Actions to take:
A: Extract from the post on masculine and feminine energies the passage starting with "Sexual energy arises" and going on through "integrity and presence.", copied word for word.
B: Answer these from the post on masculine and feminine energies:
(i) Into what two forces does it say our world is divided?
(ii) What do men (and some women) chase after to prove their worth?
(iii) When did the writer attend the David Deida workshop?

Extract provided:
<<<<

Monthly Archives: September 2012

David Deida Workshop: Masculine and Feminine Energies

Mykonos: Paco, what do you feel right now in your heart?
Paco: I don’t know, not much.
Mykonos: Your friends are going to die. You are going to die. This is a fine woman. She wants to feel your heart. We all want to feel your heart.
Paco: Well, maybe I dont want to give you my heart.
Mykonos: Fuck you, Paco. — David Deida, Wild Nights

Our world is divided into two forces: the masculine and the feminine. The bee pollinates the flower. The man penetrates the woman. Consciousness pierces space.

All of us carry the capacity for both masculine and feminine energy. Masculine energy is presence and purpose. It is solid. Feminine energy is life, motion, light, beauty.

Sexual energy arises out of the polarity of feminine and masculine energy. The male energy is attracted by the radiance of the feminine energy. The female is drawn to the masculine’s presence and depth. His undivided attention provides a structure and support for the female energy to shine even brighter, letting go of all defenses that would block her beauty.

In our modern world, the artfulness and sacredness of this polarity has been lost. Or it appears in a degraded form. Women (and some men) dress provocatively to get praise and attention for their egos, rather than as an outward manifestation of a deeper power. Men (and some women) chase after money and status to prove their worth, without learning how to cultivate real masculine integrity and presence.

This weekend I attended a workshop by David Deida, who has published many books on sexuality and spirituality. I came away in love with the raw power of feminine energy. I felt like a temple-keeper for this incredible goddess that happened to live in my body, ancient and nameless, that makes flowers grow, waves move, and bodies rot. And I also felt like the Goddess herself.

>>>>

Data lines:
<<<<

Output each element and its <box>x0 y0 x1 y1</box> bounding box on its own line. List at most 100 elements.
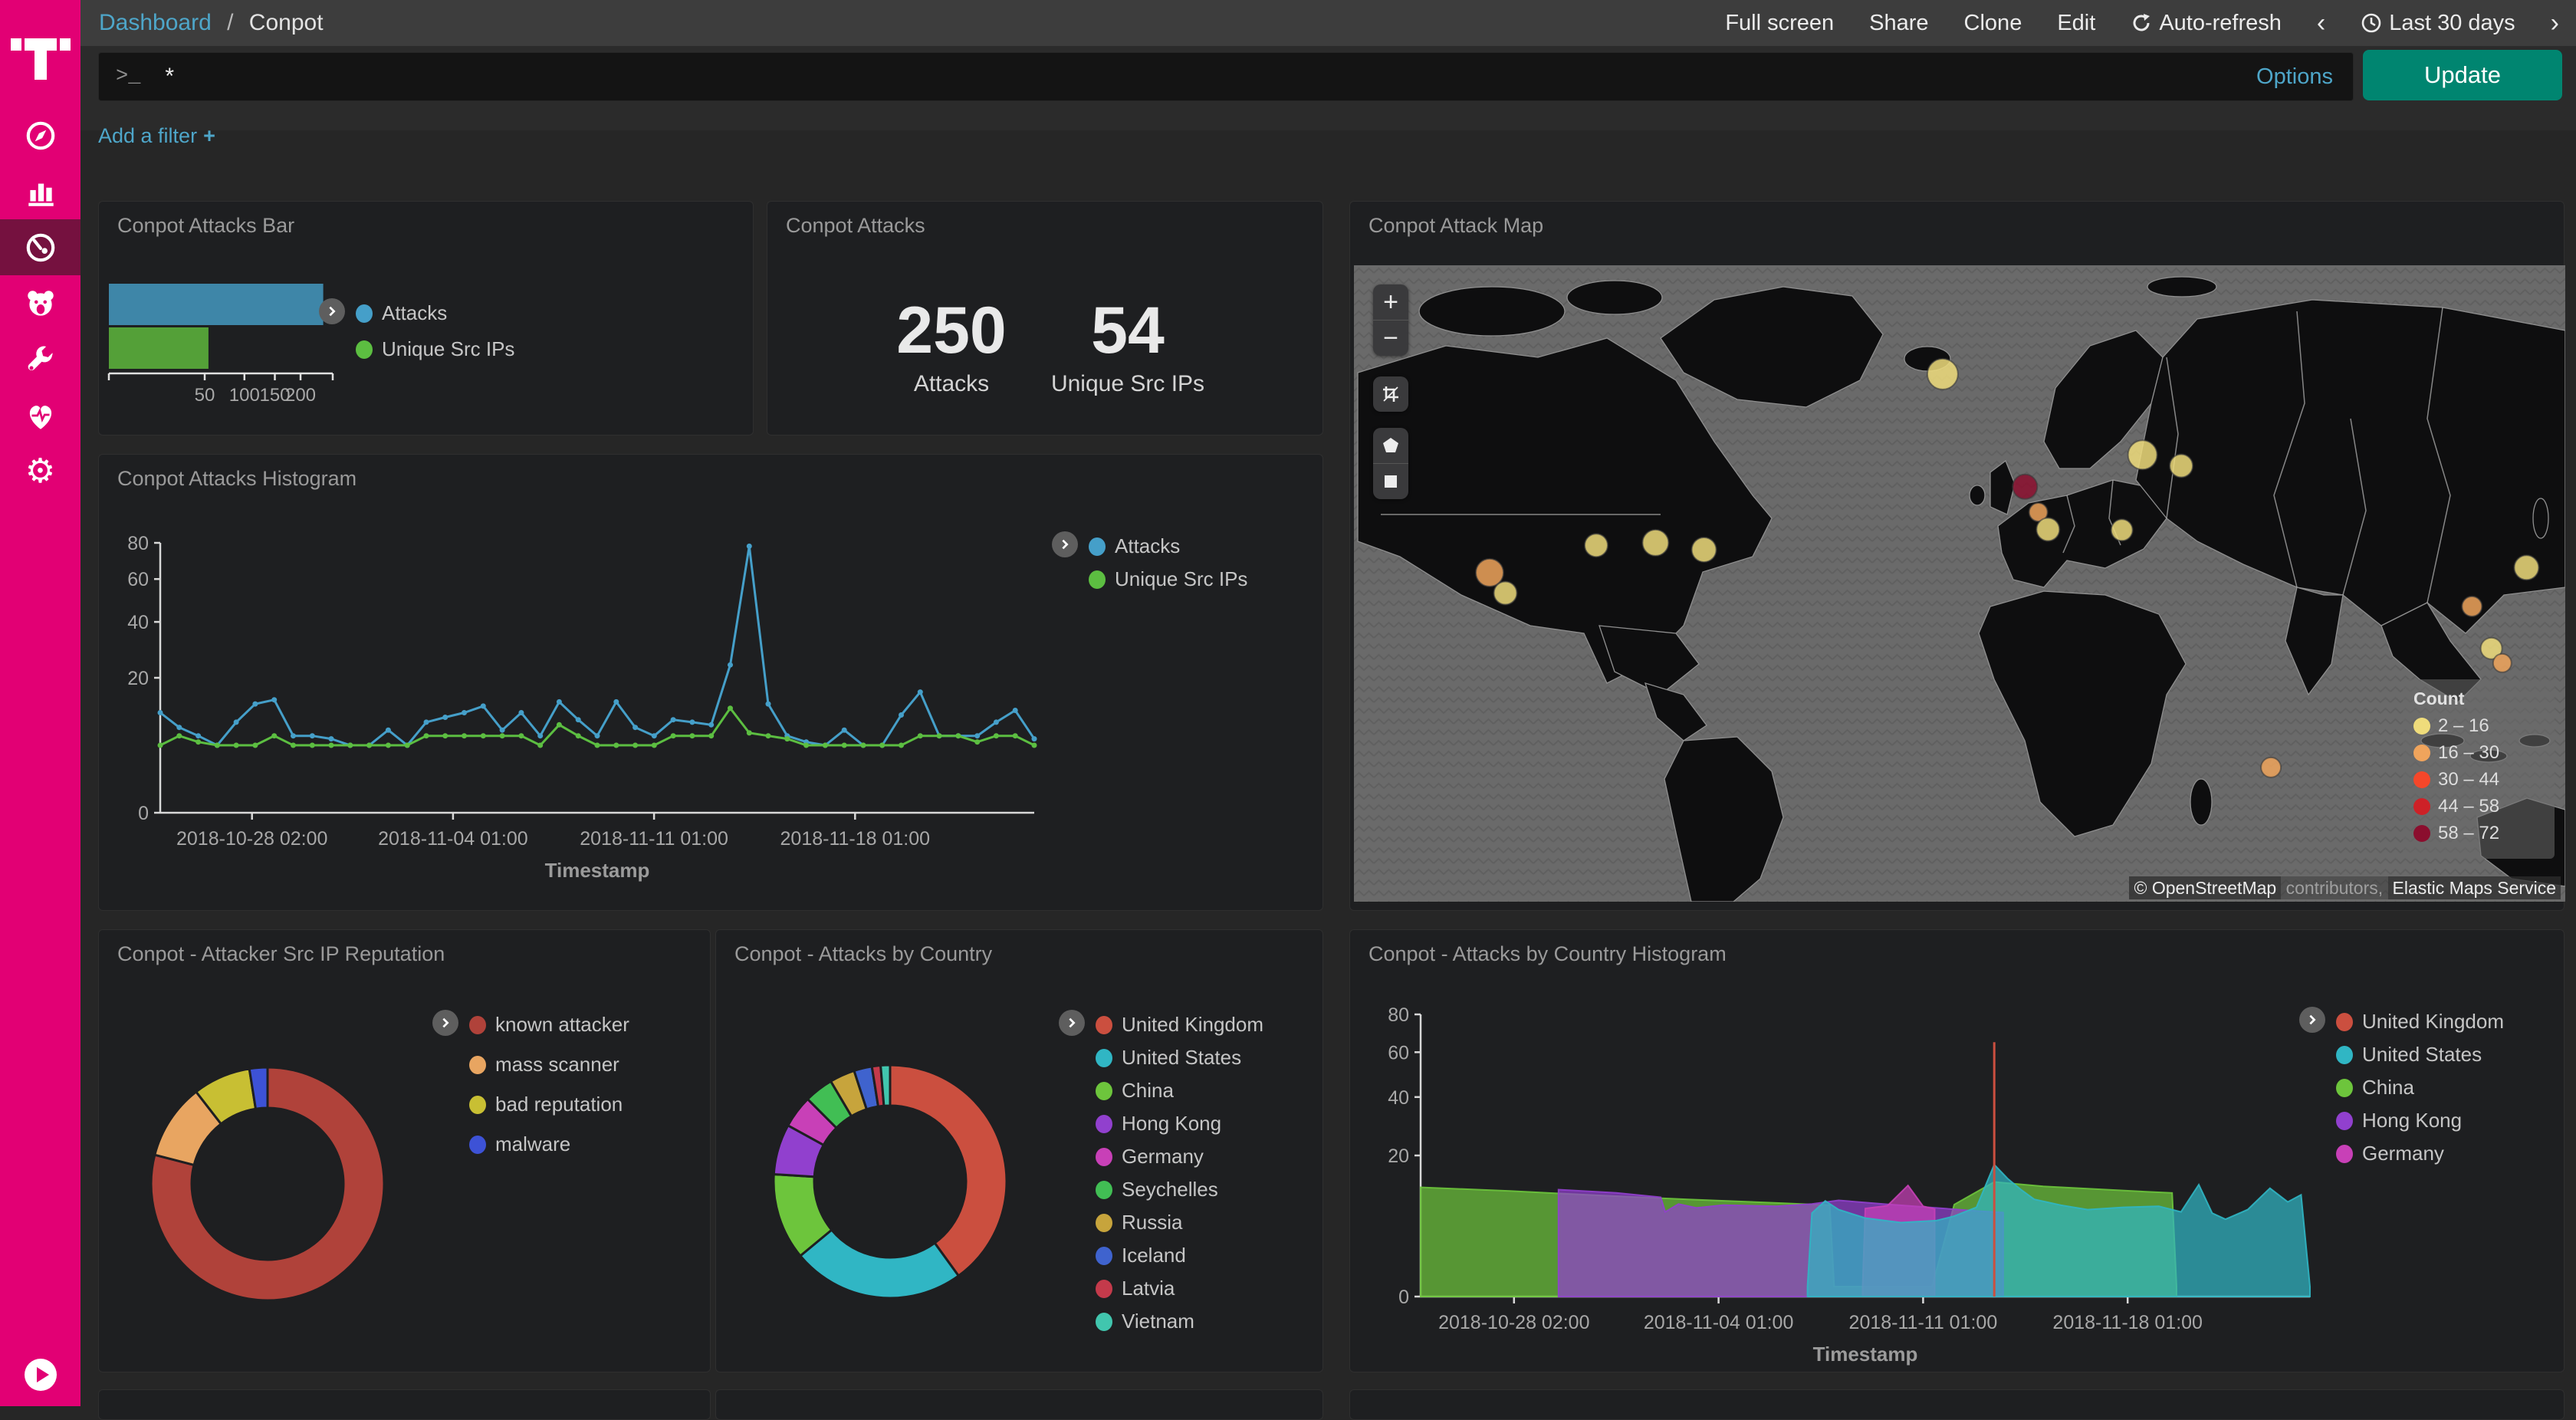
legend-toggle-button[interactable] <box>1052 531 1078 557</box>
svg-text:2018-11-11 01:00: 2018-11-11 01:00 <box>1849 1312 1998 1333</box>
svg-text:Timestamp: Timestamp <box>1813 1343 1918 1366</box>
elastic-maps-link[interactable]: Elastic Maps Service <box>2387 876 2561 899</box>
sidebar-item-discover[interactable] <box>0 107 80 163</box>
sidebar-item-dev-tools[interactable] <box>0 331 80 387</box>
gauge-icon <box>23 230 58 265</box>
query-prompt-icon: >_ <box>116 65 141 88</box>
legend-item[interactable]: China <box>1096 1079 1263 1103</box>
legend-swatch <box>2413 745 2430 761</box>
metric-label: Unique Src IPs <box>1050 371 1205 396</box>
edit-button[interactable]: Edit <box>2057 10 2096 35</box>
legend-toggle-button[interactable] <box>432 1010 458 1036</box>
legend-item-unique-src-ips[interactable]: Unique Src IPs <box>356 337 514 361</box>
map-legend-title: Count <box>2413 689 2465 708</box>
metric-attacks: 250 Attacks <box>859 297 1043 397</box>
search-input[interactable]: >_ * Options <box>98 52 2354 101</box>
clone-button[interactable]: Clone <box>1963 10 2022 35</box>
map-canvas <box>1354 265 2565 902</box>
breadcrumb-current: Conpot <box>248 10 324 35</box>
add-filter-button[interactable]: Add a filter + <box>98 124 215 148</box>
legend-toggle-button[interactable] <box>1059 1010 1085 1036</box>
sidebar-item-dashboard[interactable] <box>0 219 80 275</box>
time-range-button[interactable]: Last 30 days <box>2361 11 2515 36</box>
legend-item[interactable]: Iceland <box>1096 1244 1263 1267</box>
time-forward-button[interactable]: › <box>2550 8 2559 38</box>
bear-icon <box>23 286 58 321</box>
svg-text:2018-10-28 02:00: 2018-10-28 02:00 <box>1438 1312 1589 1333</box>
sidebar-collapse-button[interactable] <box>25 1359 57 1391</box>
legend-item-bad-reputation[interactable]: bad reputation <box>469 1093 629 1116</box>
time-back-button[interactable]: ‹ <box>2316 8 2326 38</box>
panel-stub <box>1349 1389 2564 1420</box>
legend-item[interactable]: Hong Kong <box>1096 1112 1263 1136</box>
refresh-icon <box>2131 12 2152 34</box>
legend-item-attacks[interactable]: Attacks <box>356 301 514 325</box>
sidebar-item-management[interactable]: ⚙ <box>0 443 80 499</box>
legend-item[interactable]: Seychelles <box>1096 1178 1263 1201</box>
legend-swatch <box>1096 1312 1112 1331</box>
panel-attacks-metric: Conpot Attacks 250 Attacks 54 Unique Src… <box>767 201 1323 436</box>
svg-text:50: 50 <box>195 385 215 406</box>
map-zoom-controls: + − <box>1373 284 1408 356</box>
logo-stem <box>34 38 47 80</box>
legend-item[interactable]: Germany <box>2336 1142 2504 1165</box>
legend-item-attacks[interactable]: Attacks <box>1089 534 1247 558</box>
wrench-icon <box>23 342 58 377</box>
legend-toggle-button[interactable] <box>319 298 345 324</box>
app-sidebar: ⚙ <box>0 0 80 1406</box>
legend-item-unique-src-ips[interactable]: Unique Src IPs <box>1089 567 1247 591</box>
clock-icon <box>2361 12 2382 34</box>
svg-text:0: 0 <box>1398 1287 1409 1308</box>
legend-item[interactable]: Hong Kong <box>2336 1109 2504 1132</box>
draw-polygon-button[interactable] <box>1373 428 1408 463</box>
auto-refresh-label: Auto-refresh <box>2159 10 2282 35</box>
sidebar-item-visualize[interactable] <box>0 163 80 219</box>
play-icon <box>36 1367 49 1382</box>
legend-swatch <box>1096 1180 1112 1199</box>
legend-swatch <box>2336 1045 2353 1064</box>
panel-title: Conpot Attacks <box>786 214 925 237</box>
logo-dot-right <box>60 38 71 51</box>
panel-attack-map: Conpot Attack Map <box>1349 201 2565 911</box>
world-map[interactable]: + − Count 2 – 16 16 – 30 30 – 44 44 – 58… <box>1354 265 2565 902</box>
legend-item[interactable]: Russia <box>1096 1211 1263 1234</box>
legend-item[interactable]: United Kingdom <box>2336 1010 2504 1034</box>
bar-chart-legend: Attacks Unique Src IPs <box>319 298 514 361</box>
country-histogram-legend: United Kingdom United States China Hong Kon… <box>2299 1007 2504 1165</box>
update-button[interactable]: Update <box>2363 50 2562 100</box>
telekom-logo[interactable] <box>11 11 71 80</box>
zoom-in-button[interactable]: + <box>1383 287 1398 317</box>
legend-item[interactable]: China <box>2336 1076 2504 1100</box>
legend-item[interactable]: United Kingdom <box>1096 1013 1263 1037</box>
zoom-out-button[interactable]: − <box>1373 320 1408 356</box>
legend-item-known-attacker[interactable]: known attacker <box>469 1013 629 1037</box>
legend-item[interactable]: United States <box>2336 1043 2504 1067</box>
share-button[interactable]: Share <box>1869 10 1929 35</box>
panel-title: Conpot - Attacker Src IP Reputation <box>117 942 445 965</box>
openstreetmap-link[interactable]: OpenStreetMap <box>2151 878 2277 898</box>
legend-toggle-button[interactable] <box>2299 1007 2325 1033</box>
query-bar-row: >_ * Options Update <box>80 46 2576 130</box>
legend-item[interactable]: Latvia <box>1096 1277 1263 1300</box>
query-options-link[interactable]: Options <box>2256 64 2333 89</box>
fit-bounds-button[interactable] <box>1373 376 1408 412</box>
legend-swatch <box>1096 1114 1112 1133</box>
sidebar-item-monitoring[interactable] <box>0 387 80 443</box>
panel-attacks-by-country: Conpot - Attacks by Country United Kingd… <box>715 929 1323 1372</box>
legend-item[interactable]: United States <box>1096 1046 1263 1070</box>
area-chart: 0 20 40 60 80 2018-10-28 02:00 2018-11-04 01:0… <box>1388 1004 2311 1366</box>
add-filter-label: Add a filter <box>98 124 198 147</box>
draw-rectangle-button[interactable] <box>1373 463 1408 499</box>
fullscreen-button[interactable]: Full screen <box>1725 10 1835 35</box>
metric-value: 54 <box>1091 294 1165 367</box>
legend-item[interactable]: Germany <box>1096 1145 1263 1169</box>
legend-item[interactable]: Vietnam <box>1096 1310 1263 1333</box>
legend-item-malware[interactable]: malware <box>469 1132 629 1156</box>
breadcrumb-dashboard-link[interactable]: Dashboard <box>99 10 212 35</box>
auto-refresh-button[interactable]: Auto-refresh <box>2131 11 2282 36</box>
legend-swatch <box>1096 1246 1112 1265</box>
sidebar-item-apm[interactable] <box>0 275 80 331</box>
query-value: * <box>165 64 175 89</box>
country-legend: United Kingdom United States China Hong Kon… <box>1059 1010 1263 1333</box>
legend-item-mass-scanner[interactable]: mass scanner <box>469 1053 629 1077</box>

>>>>

Problem solutions:
A:
Sexual energy arises out of the polarity of feminine and masculine energy. The male energy is attracted by the radiance of the feminine energy. The female is drawn to the masculine’s presence and depth. His undivided attention provides a structure and support for the female energy to shine even brighter, letting go of all defenses that would block her beauty.

In our modern world, the artfulness and sacredness of this polarity has been lost. Or it appears in a degraded form. Women (and some men) dress provocatively to get praise and attention for their egos, rather than as an outward manifestation of a deeper power. Men (and some women) chase after money and status to prove their worth, without learning how to cultivate real masculine integrity and presence.

B:
(i) The masculine and the feminine.
(ii) Money and status.
(iii) This weekend.